> [Given task]: Would you return all of this data exactly, leaving nothing out?

** BEGIN Stored records **

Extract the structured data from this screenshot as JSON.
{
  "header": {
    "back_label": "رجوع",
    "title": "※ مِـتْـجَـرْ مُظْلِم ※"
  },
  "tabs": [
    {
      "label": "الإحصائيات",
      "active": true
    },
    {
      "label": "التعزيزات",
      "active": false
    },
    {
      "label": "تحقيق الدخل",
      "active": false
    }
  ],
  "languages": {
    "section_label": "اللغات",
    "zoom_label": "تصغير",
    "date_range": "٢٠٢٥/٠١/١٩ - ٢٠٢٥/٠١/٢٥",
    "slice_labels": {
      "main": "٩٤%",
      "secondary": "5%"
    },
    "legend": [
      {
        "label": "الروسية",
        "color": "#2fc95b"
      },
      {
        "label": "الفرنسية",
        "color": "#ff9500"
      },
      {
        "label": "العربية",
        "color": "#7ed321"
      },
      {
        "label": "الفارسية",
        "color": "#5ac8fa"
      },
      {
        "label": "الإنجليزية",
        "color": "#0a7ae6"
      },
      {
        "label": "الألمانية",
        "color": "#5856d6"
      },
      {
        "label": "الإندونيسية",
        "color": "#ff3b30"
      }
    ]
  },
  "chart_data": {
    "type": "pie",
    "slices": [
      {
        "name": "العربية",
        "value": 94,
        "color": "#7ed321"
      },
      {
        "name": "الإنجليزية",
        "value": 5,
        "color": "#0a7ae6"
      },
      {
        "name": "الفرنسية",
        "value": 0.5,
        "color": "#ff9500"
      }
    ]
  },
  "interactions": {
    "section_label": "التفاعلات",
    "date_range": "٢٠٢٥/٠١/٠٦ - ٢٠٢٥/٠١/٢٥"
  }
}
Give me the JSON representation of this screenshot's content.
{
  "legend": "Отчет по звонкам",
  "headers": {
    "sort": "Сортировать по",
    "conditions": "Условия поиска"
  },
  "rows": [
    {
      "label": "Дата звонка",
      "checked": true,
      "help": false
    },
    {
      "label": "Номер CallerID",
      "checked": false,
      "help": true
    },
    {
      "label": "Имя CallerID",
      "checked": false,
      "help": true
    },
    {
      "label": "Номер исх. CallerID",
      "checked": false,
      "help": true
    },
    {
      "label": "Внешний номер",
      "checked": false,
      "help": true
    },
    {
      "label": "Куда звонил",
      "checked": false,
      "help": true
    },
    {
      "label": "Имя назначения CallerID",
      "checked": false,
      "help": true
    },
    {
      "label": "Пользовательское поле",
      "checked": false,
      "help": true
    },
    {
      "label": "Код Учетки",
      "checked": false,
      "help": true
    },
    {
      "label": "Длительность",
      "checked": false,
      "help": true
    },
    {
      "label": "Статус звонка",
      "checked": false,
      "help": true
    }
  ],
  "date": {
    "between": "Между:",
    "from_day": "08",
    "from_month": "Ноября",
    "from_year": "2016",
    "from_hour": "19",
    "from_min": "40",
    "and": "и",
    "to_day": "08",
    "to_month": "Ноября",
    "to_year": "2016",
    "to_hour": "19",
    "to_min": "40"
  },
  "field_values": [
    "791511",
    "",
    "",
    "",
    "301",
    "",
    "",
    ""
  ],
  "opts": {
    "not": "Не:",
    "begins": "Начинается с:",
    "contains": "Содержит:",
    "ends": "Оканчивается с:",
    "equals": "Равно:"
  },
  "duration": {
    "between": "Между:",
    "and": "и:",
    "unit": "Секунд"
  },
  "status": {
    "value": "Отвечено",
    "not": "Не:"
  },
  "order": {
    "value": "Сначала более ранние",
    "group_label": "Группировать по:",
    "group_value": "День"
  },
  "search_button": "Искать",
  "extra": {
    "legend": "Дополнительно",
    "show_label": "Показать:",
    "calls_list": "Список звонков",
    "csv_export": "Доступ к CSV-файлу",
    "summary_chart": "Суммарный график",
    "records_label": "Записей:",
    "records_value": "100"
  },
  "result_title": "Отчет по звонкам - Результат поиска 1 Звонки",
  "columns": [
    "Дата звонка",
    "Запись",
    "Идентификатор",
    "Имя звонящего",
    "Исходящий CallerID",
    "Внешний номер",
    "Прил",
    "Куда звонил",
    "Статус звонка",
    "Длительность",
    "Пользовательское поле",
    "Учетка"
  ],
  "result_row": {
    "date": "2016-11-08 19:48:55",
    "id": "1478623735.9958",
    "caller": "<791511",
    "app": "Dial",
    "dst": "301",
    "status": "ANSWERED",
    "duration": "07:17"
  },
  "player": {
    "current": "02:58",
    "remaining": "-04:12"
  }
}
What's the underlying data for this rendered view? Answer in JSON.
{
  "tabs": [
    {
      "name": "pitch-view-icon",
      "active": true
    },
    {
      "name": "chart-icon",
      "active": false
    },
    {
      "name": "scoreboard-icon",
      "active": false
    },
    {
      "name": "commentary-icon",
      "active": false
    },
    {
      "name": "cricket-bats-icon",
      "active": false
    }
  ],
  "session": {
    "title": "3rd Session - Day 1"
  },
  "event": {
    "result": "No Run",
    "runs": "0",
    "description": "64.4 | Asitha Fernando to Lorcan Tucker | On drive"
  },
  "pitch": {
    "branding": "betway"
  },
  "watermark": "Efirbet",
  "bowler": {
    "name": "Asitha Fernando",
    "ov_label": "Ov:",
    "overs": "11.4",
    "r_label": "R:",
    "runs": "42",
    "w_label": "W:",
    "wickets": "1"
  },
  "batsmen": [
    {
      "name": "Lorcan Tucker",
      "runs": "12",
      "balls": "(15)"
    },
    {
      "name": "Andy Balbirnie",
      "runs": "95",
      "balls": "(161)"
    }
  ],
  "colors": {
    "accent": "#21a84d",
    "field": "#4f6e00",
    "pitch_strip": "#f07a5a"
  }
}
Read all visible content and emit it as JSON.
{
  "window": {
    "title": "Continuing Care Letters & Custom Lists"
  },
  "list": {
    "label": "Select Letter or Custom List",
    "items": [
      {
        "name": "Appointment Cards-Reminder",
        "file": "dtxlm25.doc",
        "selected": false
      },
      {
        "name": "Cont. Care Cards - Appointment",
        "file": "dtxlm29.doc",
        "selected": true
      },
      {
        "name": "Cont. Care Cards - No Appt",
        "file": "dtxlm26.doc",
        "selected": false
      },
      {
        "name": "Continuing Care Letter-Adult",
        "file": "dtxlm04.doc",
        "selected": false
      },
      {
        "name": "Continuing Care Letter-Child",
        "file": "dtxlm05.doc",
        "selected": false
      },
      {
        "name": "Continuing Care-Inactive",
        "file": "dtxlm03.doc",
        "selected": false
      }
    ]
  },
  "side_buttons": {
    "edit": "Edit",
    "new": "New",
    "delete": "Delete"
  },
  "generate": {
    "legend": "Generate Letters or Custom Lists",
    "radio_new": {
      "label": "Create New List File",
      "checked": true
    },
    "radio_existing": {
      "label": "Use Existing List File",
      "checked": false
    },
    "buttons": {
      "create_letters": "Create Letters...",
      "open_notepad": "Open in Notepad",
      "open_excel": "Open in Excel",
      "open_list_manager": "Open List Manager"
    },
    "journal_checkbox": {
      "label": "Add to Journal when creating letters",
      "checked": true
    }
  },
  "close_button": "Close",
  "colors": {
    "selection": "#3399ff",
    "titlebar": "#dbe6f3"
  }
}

** END Stored records **

> [Complete response]:
Extract the structured data from this screenshot as JSON.
{
  "header": {
    "back_label": "رجوع",
    "title": "※ مِـتْـجَـرْ مُظْلِم ※"
  },
  "tabs": [
    {
      "label": "الإحصائيات",
      "active": true
    },
    {
      "label": "التعزيزات",
      "active": false
    },
    {
      "label": "تحقيق الدخل",
      "active": false
    }
  ],
  "languages": {
    "section_label": "اللغات",
    "zoom_label": "تصغير",
    "date_range": "٢٠٢٥/٠١/١٩ - ٢٠٢٥/٠١/٢٥",
    "slice_labels": {
      "main": "٩٤%",
      "secondary": "5%"
    },
    "legend": [
      {
        "label": "الروسية",
        "color": "#2fc95b"
      },
      {
        "label": "الفرنسية",
        "color": "#ff9500"
      },
      {
        "label": "العربية",
        "color": "#7ed321"
      },
      {
        "label": "الفارسية",
        "color": "#5ac8fa"
      },
      {
        "label": "الإنجليزية",
        "color": "#0a7ae6"
      },
      {
        "label": "الألمانية",
        "color": "#5856d6"
      },
      {
        "label": "الإندونيسية",
        "color": "#ff3b30"
      }
    ]
  },
  "chart_data": {
    "type": "pie",
    "slices": [
      {
        "name": "العربية",
        "value": 94,
        "color": "#7ed321"
      },
      {
        "name": "الإنجليزية",
        "value": 5,
        "color": "#0a7ae6"
      },
      {
        "name": "الفرنسية",
        "value": 0.5,
        "color": "#ff9500"
      }
    ]
  },
  "interactions": {
    "section_label": "التفاعلات",
    "date_range": "٢٠٢٥/٠١/٠٦ - ٢٠٢٥/٠١/٢٥"
  }
}
Give me the JSON representation of this screenshot's content.
{
  "legend": "Отчет по звонкам",
  "headers": {
    "sort": "Сортировать по",
    "conditions": "Условия поиска"
  },
  "rows": [
    {
      "label": "Дата звонка",
      "checked": true,
      "help": false
    },
    {
      "label": "Номер CallerID",
      "checked": false,
      "help": true
    },
    {
      "label": "Имя CallerID",
      "checked": false,
      "help": true
    },
    {
      "label": "Номер исх. CallerID",
      "checked": false,
      "help": true
    },
    {
      "label": "Внешний номер",
      "checked": false,
      "help": true
    },
    {
      "label": "Куда звонил",
      "checked": false,
      "help": true
    },
    {
      "label": "Имя назначения CallerID",
      "checked": false,
      "help": true
    },
    {
      "label": "Пользовательское поле",
      "checked": false,
      "help": true
    },
    {
      "label": "Код Учетки",
      "checked": false,
      "help": true
    },
    {
      "label": "Длительность",
      "checked": false,
      "help": true
    },
    {
      "label": "Статус звонка",
      "checked": false,
      "help": true
    }
  ],
  "date": {
    "between": "Между:",
    "from_day": "08",
    "from_month": "Ноября",
    "from_year": "2016",
    "from_hour": "19",
    "from_min": "40",
    "and": "и",
    "to_day": "08",
    "to_month": "Ноября",
    "to_year": "2016",
    "to_hour": "19",
    "to_min": "40"
  },
  "field_values": [
    "791511",
    "",
    "",
    "",
    "301",
    "",
    "",
    ""
  ],
  "opts": {
    "not": "Не:",
    "begins": "Начинается с:",
    "contains": "Содержит:",
    "ends": "Оканчивается с:",
    "equals": "Равно:"
  },
  "duration": {
    "between": "Между:",
    "and": "и:",
    "unit": "Секунд"
  },
  "status": {
    "value": "Отвечено",
    "not": "Не:"
  },
  "order": {
    "value": "Сначала более ранние",
    "group_label": "Группировать по:",
    "group_value": "День"
  },
  "search_button": "Искать",
  "extra": {
    "legend": "Дополнительно",
    "show_label": "Показать:",
    "calls_list": "Список звонков",
    "csv_export": "Доступ к CSV-файлу",
    "summary_chart": "Суммарный график",
    "records_label": "Записей:",
    "records_value": "100"
  },
  "result_title": "Отчет по звонкам - Результат поиска 1 Звонки",
  "columns": [
    "Дата звонка",
    "Запись",
    "Идентификатор",
    "Имя звонящего",
    "Исходящий CallerID",
    "Внешний номер",
    "Прил",
    "Куда звонил",
    "Статус звонка",
    "Длительность",
    "Пользовательское поле",
    "Учетка"
  ],
  "result_row": {
    "date": "2016-11-08 19:48:55",
    "id": "1478623735.9958",
    "caller": "<791511",
    "app": "Dial",
    "dst": "301",
    "status": "ANSWERED",
    "duration": "07:17"
  },
  "player": {
    "current": "02:58",
    "remaining": "-04:12"
  }
}
What's the underlying data for this rendered view? Answer in JSON.
{
  "tabs": [
    {
      "name": "pitch-view-icon",
      "active": true
    },
    {
      "name": "chart-icon",
      "active": false
    },
    {
      "name": "scoreboard-icon",
      "active": false
    },
    {
      "name": "commentary-icon",
      "active": false
    },
    {
      "name": "cricket-bats-icon",
      "active": false
    }
  ],
  "session": {
    "title": "3rd Session - Day 1"
  },
  "event": {
    "result": "No Run",
    "runs": "0",
    "description": "64.4 | Asitha Fernando to Lorcan Tucker | On drive"
  },
  "pitch": {
    "branding": "betway"
  },
  "watermark": "Efirbet",
  "bowler": {
    "name": "Asitha Fernando",
    "ov_label": "Ov:",
    "overs": "11.4",
    "r_label": "R:",
    "runs": "42",
    "w_label": "W:",
    "wickets": "1"
  },
  "batsmen": [
    {
      "name": "Lorcan Tucker",
      "runs": "12",
      "balls": "(15)"
    },
    {
      "name": "Andy Balbirnie",
      "runs": "95",
      "balls": "(161)"
    }
  ],
  "colors": {
    "accent": "#21a84d",
    "field": "#4f6e00",
    "pitch_strip": "#f07a5a"
  }
}
Read all visible content and emit it as JSON.
{
  "window": {
    "title": "Continuing Care Letters & Custom Lists"
  },
  "list": {
    "label": "Select Letter or Custom List",
    "items": [
      {
        "name": "Appointment Cards-Reminder",
        "file": "dtxlm25.doc",
        "selected": false
      },
      {
        "name": "Cont. Care Cards - Appointment",
        "file": "dtxlm29.doc",
        "selected": true
      },
      {
        "name": "Cont. Care Cards - No Appt",
        "file": "dtxlm26.doc",
        "selected": false
      },
      {
        "name": "Continuing Care Letter-Adult",
        "file": "dtxlm04.doc",
        "selected": false
      },
      {
        "name": "Continuing Care Letter-Child",
        "file": "dtxlm05.doc",
        "selected": false
      },
      {
        "name": "Continuing Care-Inactive",
        "file": "dtxlm03.doc",
        "selected": false
      }
    ]
  },
  "side_buttons": {
    "edit": "Edit",
    "new": "New",
    "delete": "Delete"
  },
  "generate": {
    "legend": "Generate Letters or Custom Lists",
    "radio_new": {
      "label": "Create New List File",
      "checked": true
    },
    "radio_existing": {
      "label": "Use Existing List File",
      "checked": false
    },
    "buttons": {
      "create_letters": "Create Letters...",
      "open_notepad": "Open in Notepad",
      "open_excel": "Open in Excel",
      "open_list_manager": "Open List Manager"
    },
    "journal_checkbox": {
      "label": "Add to Journal when creating letters",
      "checked": true
    }
  },
  "close_button": "Close",
  "colors": {
    "selection": "#3399ff",
    "titlebar": "#dbe6f3"
  }
}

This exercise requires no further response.